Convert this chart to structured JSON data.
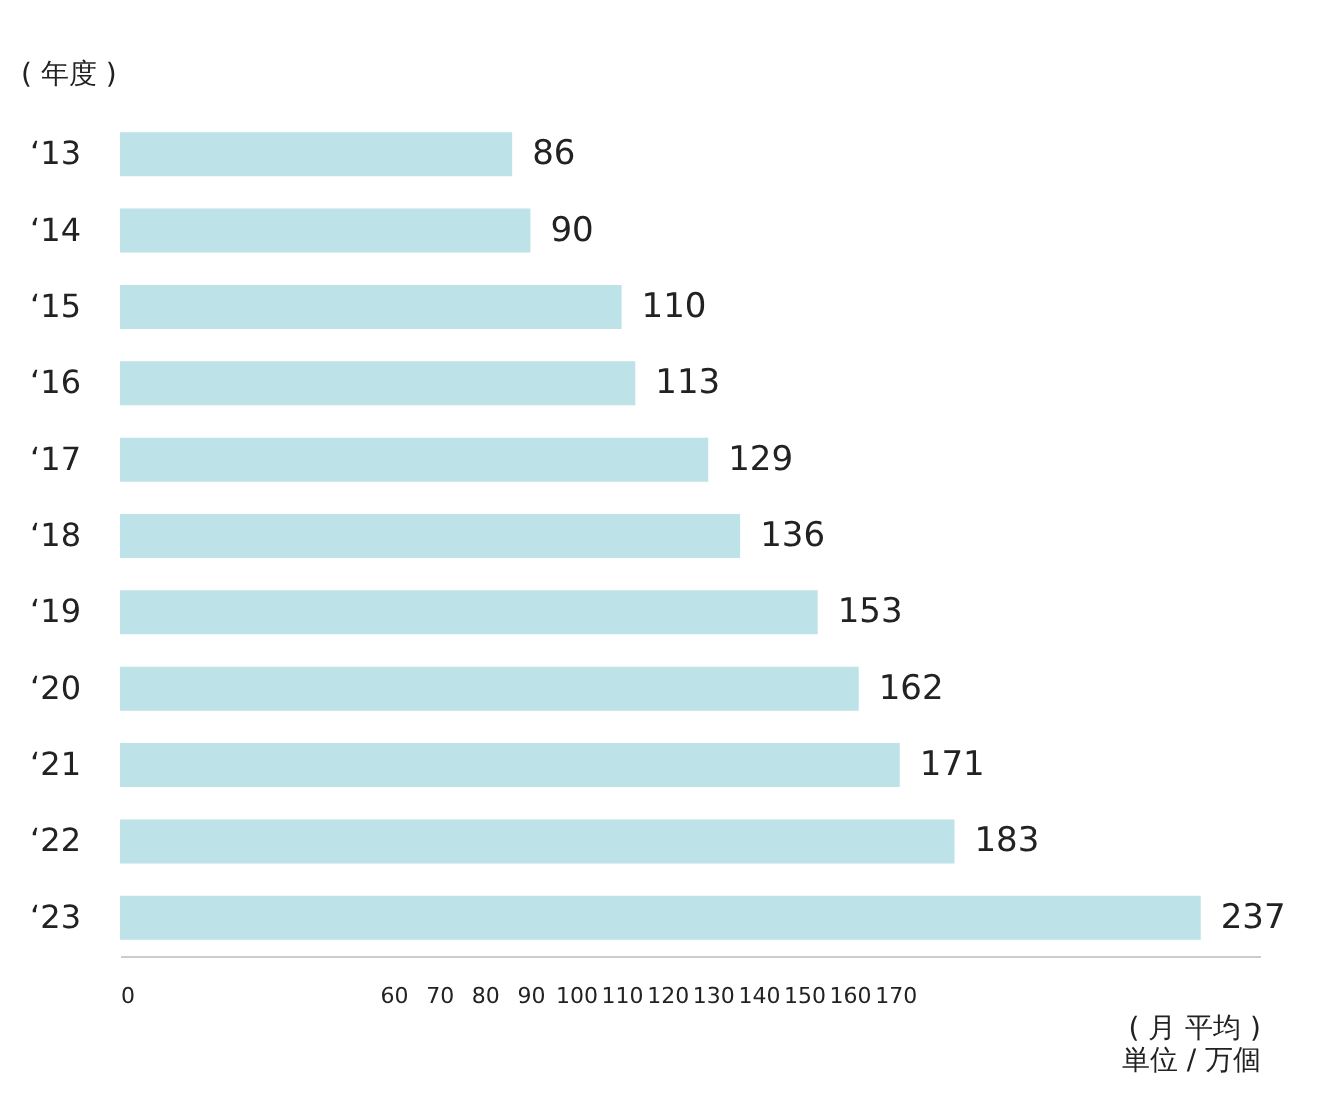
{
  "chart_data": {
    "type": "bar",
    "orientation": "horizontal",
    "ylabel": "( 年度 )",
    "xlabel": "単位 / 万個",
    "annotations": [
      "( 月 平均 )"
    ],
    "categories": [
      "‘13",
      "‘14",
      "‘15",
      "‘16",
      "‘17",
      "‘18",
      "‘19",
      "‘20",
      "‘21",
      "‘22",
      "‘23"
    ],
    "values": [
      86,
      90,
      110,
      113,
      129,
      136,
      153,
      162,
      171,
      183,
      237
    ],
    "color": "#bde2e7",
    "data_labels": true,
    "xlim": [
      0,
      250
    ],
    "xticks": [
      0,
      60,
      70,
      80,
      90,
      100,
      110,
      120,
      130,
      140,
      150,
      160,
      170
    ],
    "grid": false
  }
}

---

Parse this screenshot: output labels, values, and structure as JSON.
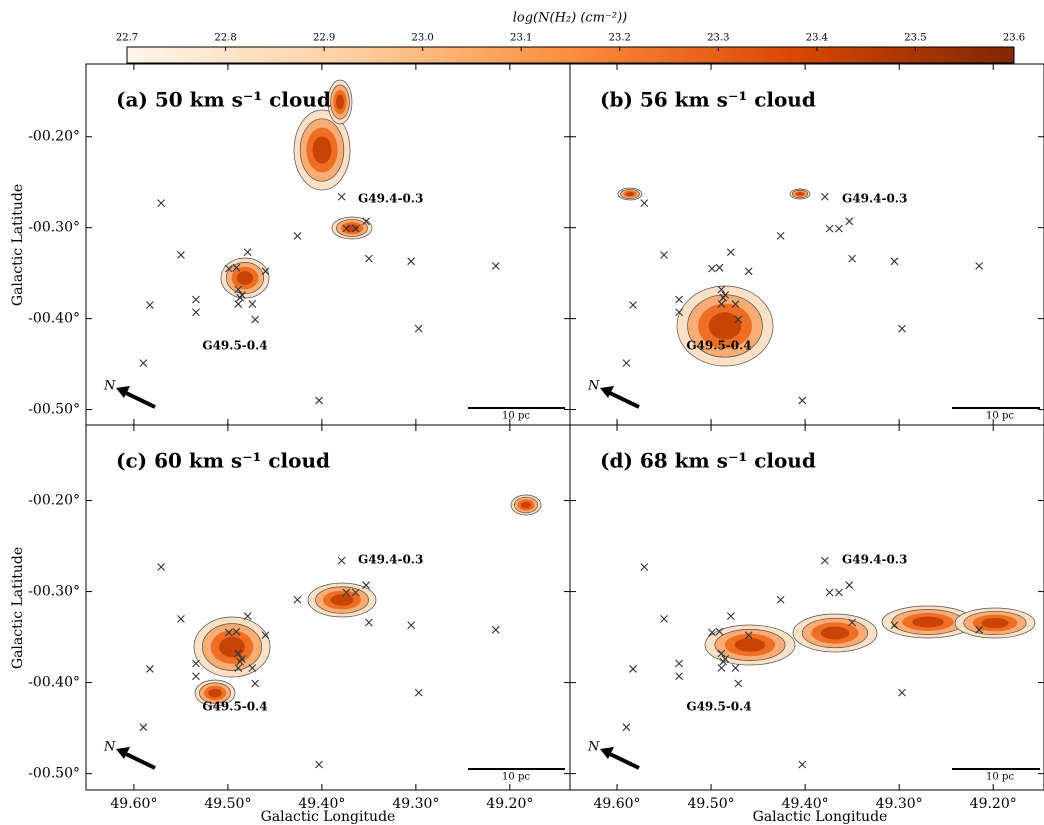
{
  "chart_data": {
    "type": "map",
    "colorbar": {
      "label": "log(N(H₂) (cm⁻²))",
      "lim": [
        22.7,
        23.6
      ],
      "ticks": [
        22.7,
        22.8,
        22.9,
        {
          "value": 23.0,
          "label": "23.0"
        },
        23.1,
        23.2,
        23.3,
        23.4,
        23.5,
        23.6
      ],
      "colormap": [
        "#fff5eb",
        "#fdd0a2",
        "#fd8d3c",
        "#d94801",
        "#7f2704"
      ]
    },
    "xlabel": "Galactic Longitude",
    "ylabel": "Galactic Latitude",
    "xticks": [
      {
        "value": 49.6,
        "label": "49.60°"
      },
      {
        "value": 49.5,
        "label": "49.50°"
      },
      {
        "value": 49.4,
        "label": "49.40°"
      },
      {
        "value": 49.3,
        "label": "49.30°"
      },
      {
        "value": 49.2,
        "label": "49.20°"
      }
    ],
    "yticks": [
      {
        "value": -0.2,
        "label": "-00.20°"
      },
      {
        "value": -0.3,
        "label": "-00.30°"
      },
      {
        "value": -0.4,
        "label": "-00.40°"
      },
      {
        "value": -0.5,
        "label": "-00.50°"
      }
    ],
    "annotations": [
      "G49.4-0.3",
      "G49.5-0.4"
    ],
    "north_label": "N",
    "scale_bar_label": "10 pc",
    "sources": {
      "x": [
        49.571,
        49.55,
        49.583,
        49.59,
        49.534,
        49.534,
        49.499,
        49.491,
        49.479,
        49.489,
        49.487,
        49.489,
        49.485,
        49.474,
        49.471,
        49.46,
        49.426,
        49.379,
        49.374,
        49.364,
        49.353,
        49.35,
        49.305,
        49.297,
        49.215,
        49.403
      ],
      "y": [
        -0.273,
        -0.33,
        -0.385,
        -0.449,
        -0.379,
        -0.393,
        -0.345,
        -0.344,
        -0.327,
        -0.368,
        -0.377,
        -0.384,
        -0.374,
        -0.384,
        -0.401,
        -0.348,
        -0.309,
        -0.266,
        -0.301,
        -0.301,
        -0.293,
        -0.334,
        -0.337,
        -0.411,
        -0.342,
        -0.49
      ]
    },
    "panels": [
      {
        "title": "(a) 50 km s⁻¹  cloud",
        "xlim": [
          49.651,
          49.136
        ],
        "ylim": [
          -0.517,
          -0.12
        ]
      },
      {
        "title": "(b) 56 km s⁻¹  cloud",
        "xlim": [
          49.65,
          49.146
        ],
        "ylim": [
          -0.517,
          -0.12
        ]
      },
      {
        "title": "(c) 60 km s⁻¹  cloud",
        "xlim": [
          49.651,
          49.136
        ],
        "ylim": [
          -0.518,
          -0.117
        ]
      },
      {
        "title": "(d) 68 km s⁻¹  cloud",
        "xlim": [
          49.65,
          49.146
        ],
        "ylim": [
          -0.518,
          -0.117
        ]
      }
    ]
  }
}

==

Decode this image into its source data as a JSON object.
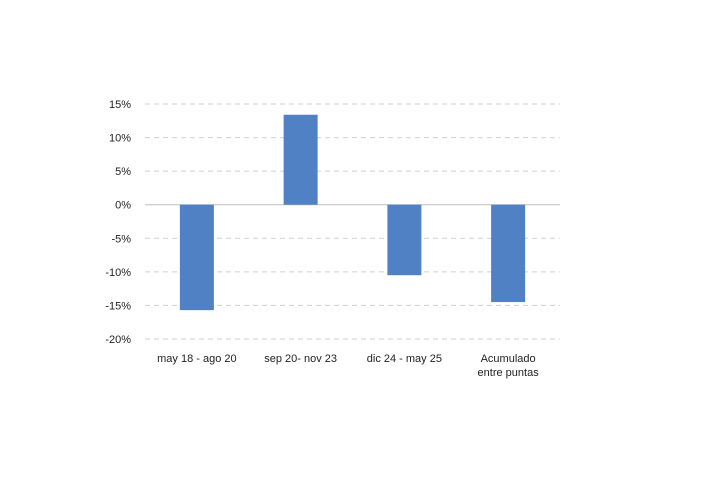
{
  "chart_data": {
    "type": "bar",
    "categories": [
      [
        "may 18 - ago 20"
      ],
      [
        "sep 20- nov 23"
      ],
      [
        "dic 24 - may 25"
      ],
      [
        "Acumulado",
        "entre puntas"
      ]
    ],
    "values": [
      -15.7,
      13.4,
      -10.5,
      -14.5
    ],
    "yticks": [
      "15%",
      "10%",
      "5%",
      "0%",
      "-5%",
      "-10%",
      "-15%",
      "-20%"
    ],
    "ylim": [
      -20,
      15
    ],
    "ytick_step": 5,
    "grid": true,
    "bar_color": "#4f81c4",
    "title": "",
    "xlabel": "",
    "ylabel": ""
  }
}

§ **Request**
Search the data for the string "cloud". List each line that has it.

§ **Exercise result**
        "title": "(a) 50 km s⁻¹  cloud",
        "title": "(b) 56 km s⁻¹  cloud",
        "title": "(c) 60 km s⁻¹  cloud",
        "title": "(d) 68 km s⁻¹  cloud",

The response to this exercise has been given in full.